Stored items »
:::::
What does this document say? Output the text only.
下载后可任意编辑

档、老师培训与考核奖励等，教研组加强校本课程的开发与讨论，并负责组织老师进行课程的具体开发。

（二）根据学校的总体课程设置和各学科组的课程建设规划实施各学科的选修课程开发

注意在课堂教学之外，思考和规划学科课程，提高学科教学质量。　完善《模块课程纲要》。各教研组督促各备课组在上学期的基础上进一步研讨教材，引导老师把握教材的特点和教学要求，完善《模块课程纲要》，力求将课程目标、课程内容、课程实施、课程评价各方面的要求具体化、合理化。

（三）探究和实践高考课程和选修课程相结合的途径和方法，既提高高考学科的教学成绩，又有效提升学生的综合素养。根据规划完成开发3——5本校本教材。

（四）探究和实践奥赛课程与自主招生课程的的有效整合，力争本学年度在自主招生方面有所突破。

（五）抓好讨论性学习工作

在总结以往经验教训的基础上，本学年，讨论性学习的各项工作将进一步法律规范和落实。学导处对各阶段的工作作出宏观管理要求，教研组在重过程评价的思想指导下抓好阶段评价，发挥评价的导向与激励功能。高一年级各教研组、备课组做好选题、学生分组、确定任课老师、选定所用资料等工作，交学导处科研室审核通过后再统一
:::::
TASK BRIEF » Repeat back the data above, exact to the last character.

RESPONSE TO THE EXERCISE »
What does this document say? Output the text only.
下载后可任意编辑

档、老师培训与考核奖励等，教研组加强校本课程的开发与讨论，并负责组织老师进行课程的具体开发。

（二）根据学校的总体课程设置和各学科组的课程建设规划实施各学科的选修课程开发

注意在课堂教学之外，思考和规划学科课程，提高学科教学质量。　完善《模块课程纲要》。各教研组督促各备课组在上学期的基础上进一步研讨教材，引导老师把握教材的特点和教学要求，完善《模块课程纲要》，力求将课程目标、课程内容、课程实施、课程评价各方面的要求具体化、合理化。

（三）探究和实践高考课程和选修课程相结合的途径和方法，既提高高考学科的教学成绩，又有效提升学生的综合素养。根据规划完成开发3——5本校本教材。

（四）探究和实践奥赛课程与自主招生课程的的有效整合，力争本学年度在自主招生方面有所突破。

（五）抓好讨论性学习工作

在总结以往经验教训的基础上，本学年，讨论性学习的各项工作将进一步法律规范和落实。学导处对各阶段的工作作出宏观管理要求，教研组在重过程评价的思想指导下抓好阶段评价，发挥评价的导向与激励功能。高一年级各教研组、备课组做好选题、学生分组、确定任课老师、选定所用资料等工作，交学导处科研室审核通过后再统一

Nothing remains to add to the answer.